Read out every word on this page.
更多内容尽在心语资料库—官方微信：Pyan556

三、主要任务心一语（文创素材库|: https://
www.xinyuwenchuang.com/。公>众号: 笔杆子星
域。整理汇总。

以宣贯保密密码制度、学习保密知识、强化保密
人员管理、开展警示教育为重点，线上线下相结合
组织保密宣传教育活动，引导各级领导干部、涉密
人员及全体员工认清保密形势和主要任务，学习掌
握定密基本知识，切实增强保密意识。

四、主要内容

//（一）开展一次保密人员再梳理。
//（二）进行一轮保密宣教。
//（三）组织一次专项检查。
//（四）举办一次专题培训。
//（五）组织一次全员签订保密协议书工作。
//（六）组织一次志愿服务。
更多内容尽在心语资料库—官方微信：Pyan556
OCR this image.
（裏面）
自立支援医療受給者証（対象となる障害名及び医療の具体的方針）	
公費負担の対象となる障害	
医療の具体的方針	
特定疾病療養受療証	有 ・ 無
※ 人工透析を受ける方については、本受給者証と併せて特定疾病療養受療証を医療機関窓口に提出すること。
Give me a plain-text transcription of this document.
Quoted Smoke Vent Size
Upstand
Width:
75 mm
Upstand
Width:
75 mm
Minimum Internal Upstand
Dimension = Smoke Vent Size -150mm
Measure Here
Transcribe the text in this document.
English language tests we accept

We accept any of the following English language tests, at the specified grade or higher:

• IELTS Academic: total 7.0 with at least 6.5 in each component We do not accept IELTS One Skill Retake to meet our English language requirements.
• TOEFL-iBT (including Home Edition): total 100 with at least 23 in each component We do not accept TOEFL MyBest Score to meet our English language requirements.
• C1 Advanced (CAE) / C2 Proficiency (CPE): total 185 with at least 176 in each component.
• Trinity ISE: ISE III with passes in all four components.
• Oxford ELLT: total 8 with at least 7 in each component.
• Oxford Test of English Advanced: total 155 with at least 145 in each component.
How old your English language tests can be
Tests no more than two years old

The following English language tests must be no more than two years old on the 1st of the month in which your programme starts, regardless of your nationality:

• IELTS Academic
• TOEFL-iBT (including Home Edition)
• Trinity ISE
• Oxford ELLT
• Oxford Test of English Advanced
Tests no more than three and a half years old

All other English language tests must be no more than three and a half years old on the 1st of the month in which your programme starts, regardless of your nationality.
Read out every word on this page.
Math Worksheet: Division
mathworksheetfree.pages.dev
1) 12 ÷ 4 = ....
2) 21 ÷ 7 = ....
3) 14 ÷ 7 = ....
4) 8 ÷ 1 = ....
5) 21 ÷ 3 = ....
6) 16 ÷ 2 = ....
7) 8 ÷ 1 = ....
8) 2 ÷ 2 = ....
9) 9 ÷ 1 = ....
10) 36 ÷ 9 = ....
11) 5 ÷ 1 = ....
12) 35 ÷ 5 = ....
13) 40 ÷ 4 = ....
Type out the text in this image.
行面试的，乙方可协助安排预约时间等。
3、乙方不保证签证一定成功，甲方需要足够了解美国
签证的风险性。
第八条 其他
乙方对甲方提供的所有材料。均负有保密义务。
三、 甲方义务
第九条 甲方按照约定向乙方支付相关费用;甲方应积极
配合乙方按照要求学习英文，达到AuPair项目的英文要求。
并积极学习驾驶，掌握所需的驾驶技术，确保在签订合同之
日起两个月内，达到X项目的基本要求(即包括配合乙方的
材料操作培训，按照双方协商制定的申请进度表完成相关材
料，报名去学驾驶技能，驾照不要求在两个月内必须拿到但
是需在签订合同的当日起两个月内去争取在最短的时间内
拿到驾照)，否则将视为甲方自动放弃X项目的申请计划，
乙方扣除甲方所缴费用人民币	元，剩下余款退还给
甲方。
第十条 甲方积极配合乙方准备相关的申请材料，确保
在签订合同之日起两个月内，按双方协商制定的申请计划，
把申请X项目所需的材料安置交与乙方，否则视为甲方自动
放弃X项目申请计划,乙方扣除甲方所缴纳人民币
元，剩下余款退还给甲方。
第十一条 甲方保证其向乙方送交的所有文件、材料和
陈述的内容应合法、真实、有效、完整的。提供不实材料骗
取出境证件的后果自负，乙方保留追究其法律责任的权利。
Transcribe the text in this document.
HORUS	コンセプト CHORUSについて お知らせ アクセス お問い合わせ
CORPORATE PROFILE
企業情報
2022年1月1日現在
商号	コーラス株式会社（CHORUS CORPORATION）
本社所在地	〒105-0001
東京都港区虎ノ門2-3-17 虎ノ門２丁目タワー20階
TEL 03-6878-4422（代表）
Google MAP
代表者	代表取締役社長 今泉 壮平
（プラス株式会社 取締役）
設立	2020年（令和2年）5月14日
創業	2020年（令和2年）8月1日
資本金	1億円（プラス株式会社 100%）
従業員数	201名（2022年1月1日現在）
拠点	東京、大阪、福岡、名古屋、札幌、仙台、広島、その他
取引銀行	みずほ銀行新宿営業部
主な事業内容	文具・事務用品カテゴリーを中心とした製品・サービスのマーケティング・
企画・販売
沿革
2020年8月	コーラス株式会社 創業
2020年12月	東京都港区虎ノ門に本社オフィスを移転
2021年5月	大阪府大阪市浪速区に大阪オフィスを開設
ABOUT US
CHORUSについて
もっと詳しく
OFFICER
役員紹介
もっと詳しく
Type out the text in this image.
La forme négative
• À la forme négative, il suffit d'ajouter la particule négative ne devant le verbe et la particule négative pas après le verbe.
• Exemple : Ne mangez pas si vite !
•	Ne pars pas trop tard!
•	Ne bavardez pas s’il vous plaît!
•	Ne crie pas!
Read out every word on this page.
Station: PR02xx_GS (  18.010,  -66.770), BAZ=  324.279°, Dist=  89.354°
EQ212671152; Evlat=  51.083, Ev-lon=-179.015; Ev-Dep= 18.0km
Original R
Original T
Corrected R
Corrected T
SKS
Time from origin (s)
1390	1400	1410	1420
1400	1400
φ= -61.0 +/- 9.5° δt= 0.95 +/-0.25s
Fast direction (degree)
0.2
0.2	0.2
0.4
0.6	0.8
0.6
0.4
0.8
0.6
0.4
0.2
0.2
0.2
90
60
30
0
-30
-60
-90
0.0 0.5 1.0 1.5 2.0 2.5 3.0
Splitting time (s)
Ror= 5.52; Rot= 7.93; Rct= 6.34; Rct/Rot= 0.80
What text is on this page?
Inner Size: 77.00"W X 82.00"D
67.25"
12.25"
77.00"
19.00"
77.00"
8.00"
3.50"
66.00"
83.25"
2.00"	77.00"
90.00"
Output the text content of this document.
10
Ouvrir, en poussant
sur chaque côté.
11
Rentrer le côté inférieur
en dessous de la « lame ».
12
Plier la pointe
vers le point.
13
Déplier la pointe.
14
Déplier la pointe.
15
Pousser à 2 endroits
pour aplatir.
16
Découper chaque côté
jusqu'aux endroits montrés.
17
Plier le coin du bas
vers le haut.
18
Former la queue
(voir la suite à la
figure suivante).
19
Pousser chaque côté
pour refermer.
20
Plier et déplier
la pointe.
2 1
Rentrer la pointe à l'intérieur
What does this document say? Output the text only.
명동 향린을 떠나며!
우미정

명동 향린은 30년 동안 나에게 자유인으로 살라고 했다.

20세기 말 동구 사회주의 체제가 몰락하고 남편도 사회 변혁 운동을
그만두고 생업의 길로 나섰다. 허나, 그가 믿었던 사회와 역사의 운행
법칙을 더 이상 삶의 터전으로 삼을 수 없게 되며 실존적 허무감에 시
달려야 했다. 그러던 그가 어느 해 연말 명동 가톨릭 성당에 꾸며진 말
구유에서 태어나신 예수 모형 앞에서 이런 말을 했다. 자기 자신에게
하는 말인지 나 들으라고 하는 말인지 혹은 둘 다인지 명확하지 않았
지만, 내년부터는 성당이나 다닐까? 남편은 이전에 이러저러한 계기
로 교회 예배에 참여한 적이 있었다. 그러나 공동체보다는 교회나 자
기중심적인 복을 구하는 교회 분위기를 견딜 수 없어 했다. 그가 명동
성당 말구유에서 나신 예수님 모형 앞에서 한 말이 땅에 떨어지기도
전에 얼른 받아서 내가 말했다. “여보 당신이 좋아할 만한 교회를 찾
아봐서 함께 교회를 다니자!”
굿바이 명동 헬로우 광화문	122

□ □ □ □ □

What is expected
Go through the entries above and copy every line containing "years".

Finished answer
Tests no more than two years old
The following English language tests must be no more than two years old on the 1st of the month in which your programme starts, regardless of your nationality:
Tests no more than three and a half years old
All other English language tests must be no more than three and a half years old on the 1st of the month in which your programme starts, regardless of your nationality.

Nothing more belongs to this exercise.